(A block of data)
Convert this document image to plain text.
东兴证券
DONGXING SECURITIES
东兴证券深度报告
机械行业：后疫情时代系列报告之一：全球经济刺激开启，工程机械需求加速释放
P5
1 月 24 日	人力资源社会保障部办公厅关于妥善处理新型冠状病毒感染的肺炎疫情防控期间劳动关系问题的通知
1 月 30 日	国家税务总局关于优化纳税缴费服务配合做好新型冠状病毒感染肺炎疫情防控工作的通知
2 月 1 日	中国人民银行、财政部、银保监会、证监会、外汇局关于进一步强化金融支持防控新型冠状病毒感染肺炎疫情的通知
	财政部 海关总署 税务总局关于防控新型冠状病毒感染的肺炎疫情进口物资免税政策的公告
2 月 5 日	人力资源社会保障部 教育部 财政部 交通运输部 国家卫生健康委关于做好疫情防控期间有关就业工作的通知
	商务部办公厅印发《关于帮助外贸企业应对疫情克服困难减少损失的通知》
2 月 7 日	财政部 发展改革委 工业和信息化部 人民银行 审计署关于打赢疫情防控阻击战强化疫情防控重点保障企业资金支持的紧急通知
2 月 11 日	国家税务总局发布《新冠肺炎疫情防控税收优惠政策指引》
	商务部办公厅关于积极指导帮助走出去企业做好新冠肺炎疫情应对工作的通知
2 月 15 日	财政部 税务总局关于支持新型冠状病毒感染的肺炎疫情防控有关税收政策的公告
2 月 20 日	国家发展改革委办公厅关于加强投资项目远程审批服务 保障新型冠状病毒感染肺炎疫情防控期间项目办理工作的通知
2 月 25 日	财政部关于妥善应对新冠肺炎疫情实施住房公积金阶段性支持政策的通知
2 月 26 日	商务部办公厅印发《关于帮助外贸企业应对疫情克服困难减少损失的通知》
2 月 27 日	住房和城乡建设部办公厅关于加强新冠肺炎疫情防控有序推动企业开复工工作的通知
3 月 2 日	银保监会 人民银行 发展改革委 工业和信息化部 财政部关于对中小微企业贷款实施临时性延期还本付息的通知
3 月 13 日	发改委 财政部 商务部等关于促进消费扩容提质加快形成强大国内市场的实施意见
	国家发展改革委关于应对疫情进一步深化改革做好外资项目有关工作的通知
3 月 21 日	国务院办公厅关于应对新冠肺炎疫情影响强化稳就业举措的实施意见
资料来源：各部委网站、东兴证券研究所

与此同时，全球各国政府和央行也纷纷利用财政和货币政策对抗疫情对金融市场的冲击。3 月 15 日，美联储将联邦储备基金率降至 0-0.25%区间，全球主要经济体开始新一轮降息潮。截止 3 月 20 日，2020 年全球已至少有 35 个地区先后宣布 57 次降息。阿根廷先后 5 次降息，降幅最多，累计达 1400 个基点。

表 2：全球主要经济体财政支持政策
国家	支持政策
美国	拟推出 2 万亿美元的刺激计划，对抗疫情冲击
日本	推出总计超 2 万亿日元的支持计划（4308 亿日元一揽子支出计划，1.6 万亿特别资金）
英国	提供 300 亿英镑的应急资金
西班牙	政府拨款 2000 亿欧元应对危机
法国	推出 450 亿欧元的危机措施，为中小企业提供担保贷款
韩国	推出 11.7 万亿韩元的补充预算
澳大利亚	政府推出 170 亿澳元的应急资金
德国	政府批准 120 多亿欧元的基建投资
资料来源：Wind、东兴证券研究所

Task directions:
All of the lines above need to be given again exactly.

Task output:
Convert this document image to plain text.
东兴证券
DONGXING SECURITIES
东兴证券深度报告
机械行业：后疫情时代系列报告之一：全球经济刺激开启，工程机械需求加速释放
P5
1 月 24 日	人力资源社会保障部办公厅关于妥善处理新型冠状病毒感染的肺炎疫情防控期间劳动关系问题的通知
1 月 30 日	国家税务总局关于优化纳税缴费服务配合做好新型冠状病毒感染肺炎疫情防控工作的通知
2 月 1 日	中国人民银行、财政部、银保监会、证监会、外汇局关于进一步强化金融支持防控新型冠状病毒感染肺炎疫情的通知
	财政部 海关总署 税务总局关于防控新型冠状病毒感染的肺炎疫情进口物资免税政策的公告
2 月 5 日	人力资源社会保障部 教育部 财政部 交通运输部 国家卫生健康委关于做好疫情防控期间有关就业工作的通知
	商务部办公厅印发《关于帮助外贸企业应对疫情克服困难减少损失的通知》
2 月 7 日	财政部 发展改革委 工业和信息化部 人民银行 审计署关于打赢疫情防控阻击战强化疫情防控重点保障企业资金支持的紧急通知
2 月 11 日	国家税务总局发布《新冠肺炎疫情防控税收优惠政策指引》
	商务部办公厅关于积极指导帮助走出去企业做好新冠肺炎疫情应对工作的通知
2 月 15 日	财政部 税务总局关于支持新型冠状病毒感染的肺炎疫情防控有关税收政策的公告
2 月 20 日	国家发展改革委办公厅关于加强投资项目远程审批服务 保障新型冠状病毒感染肺炎疫情防控期间项目办理工作的通知
2 月 25 日	财政部关于妥善应对新冠肺炎疫情实施住房公积金阶段性支持政策的通知
2 月 26 日	商务部办公厅印发《关于帮助外贸企业应对疫情克服困难减少损失的通知》
2 月 27 日	住房和城乡建设部办公厅关于加强新冠肺炎疫情防控有序推动企业开复工工作的通知
3 月 2 日	银保监会 人民银行 发展改革委 工业和信息化部 财政部关于对中小微企业贷款实施临时性延期还本付息的通知
3 月 13 日	发改委 财政部 商务部等关于促进消费扩容提质加快形成强大国内市场的实施意见
	国家发展改革委关于应对疫情进一步深化改革做好外资项目有关工作的通知
3 月 21 日	国务院办公厅关于应对新冠肺炎疫情影响强化稳就业举措的实施意见
资料来源：各部委网站、东兴证券研究所

与此同时，全球各国政府和央行也纷纷利用财政和货币政策对抗疫情对金融市场的冲击。3 月 15 日，美联储将联邦储备基金率降至 0-0.25%区间，全球主要经济体开始新一轮降息潮。截止 3 月 20 日，2020 年全球已至少有 35 个地区先后宣布 57 次降息。阿根廷先后 5 次降息，降幅最多，累计达 1400 个基点。

表 2：全球主要经济体财政支持政策
国家	支持政策
美国	拟推出 2 万亿美元的刺激计划，对抗疫情冲击
日本	推出总计超 2 万亿日元的支持计划（4308 亿日元一揽子支出计划，1.6 万亿特别资金）
英国	提供 300 亿英镑的应急资金
西班牙	政府拨款 2000 亿欧元应对危机
法国	推出 450 亿欧元的危机措施，为中小企业提供担保贷款
韩国	推出 11.7 万亿韩元的补充预算
澳大利亚	政府推出 170 亿澳元的应急资金
德国	政府批准 120 多亿欧元的基建投资
资料来源：Wind、东兴证券研究所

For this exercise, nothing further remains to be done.